Aim: Reply with one number: the count of lines in the records below that hold "延長する場合".
# Records supplied start
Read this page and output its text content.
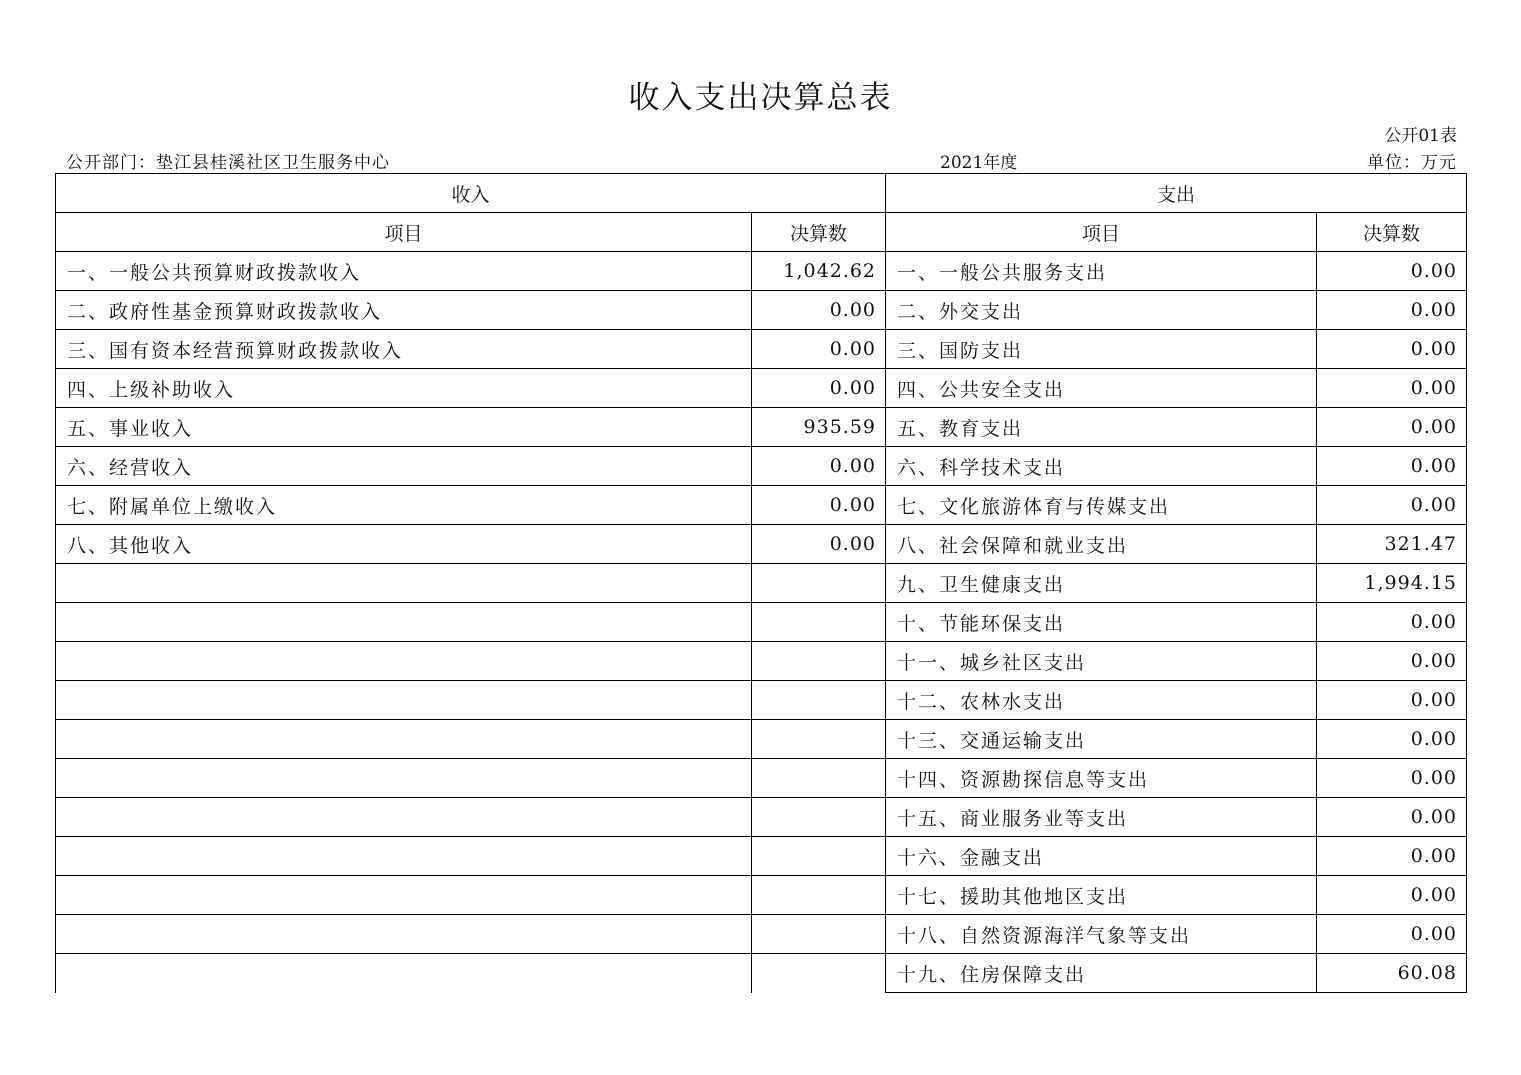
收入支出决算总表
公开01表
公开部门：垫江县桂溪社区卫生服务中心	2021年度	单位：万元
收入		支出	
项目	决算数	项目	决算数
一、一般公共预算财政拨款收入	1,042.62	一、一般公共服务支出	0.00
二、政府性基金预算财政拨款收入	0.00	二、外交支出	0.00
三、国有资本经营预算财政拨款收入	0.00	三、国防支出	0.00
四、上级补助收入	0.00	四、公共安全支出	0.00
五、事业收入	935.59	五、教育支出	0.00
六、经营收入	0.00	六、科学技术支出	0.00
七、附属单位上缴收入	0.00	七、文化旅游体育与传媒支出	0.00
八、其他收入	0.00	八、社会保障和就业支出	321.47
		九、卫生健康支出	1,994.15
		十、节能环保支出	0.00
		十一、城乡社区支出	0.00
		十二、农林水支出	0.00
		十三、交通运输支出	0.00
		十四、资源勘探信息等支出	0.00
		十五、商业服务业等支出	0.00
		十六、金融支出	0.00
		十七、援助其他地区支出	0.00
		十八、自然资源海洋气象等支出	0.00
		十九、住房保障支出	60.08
# Records supplied end
# Records supplied start
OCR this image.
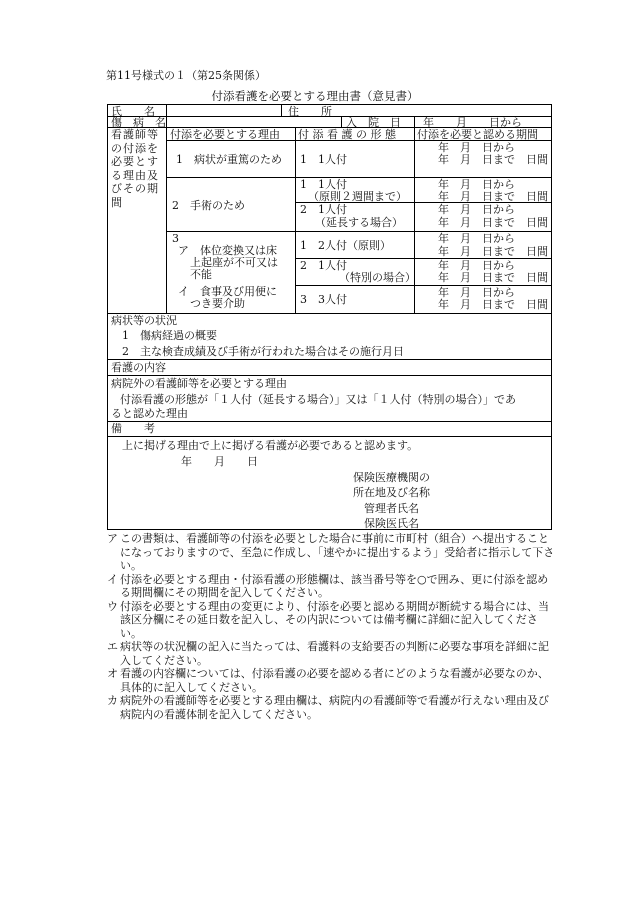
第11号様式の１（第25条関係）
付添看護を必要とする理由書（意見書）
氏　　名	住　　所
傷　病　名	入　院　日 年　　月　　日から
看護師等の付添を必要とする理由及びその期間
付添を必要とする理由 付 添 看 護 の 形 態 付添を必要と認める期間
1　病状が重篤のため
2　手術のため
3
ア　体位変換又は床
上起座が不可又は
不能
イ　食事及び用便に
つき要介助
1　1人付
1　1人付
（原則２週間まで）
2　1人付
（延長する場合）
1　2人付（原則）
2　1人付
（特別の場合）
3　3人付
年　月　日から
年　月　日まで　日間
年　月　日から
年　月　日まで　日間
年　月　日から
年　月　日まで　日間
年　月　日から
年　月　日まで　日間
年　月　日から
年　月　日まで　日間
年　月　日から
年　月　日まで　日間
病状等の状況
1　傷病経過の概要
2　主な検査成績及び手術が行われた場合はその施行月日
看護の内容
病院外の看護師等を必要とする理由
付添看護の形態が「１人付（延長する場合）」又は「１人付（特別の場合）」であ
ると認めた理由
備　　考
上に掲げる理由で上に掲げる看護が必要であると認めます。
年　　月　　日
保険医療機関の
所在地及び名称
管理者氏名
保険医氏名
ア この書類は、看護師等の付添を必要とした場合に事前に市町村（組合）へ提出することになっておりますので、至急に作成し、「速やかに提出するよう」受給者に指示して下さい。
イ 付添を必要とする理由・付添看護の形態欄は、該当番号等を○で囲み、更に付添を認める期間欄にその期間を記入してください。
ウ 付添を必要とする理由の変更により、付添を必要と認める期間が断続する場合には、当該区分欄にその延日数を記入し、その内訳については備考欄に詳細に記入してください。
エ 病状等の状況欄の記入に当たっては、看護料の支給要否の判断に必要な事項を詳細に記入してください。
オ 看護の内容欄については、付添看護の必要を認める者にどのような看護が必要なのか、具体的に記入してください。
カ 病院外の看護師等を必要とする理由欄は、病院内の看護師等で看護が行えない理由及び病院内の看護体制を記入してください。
# Records supplied end
Reply: 2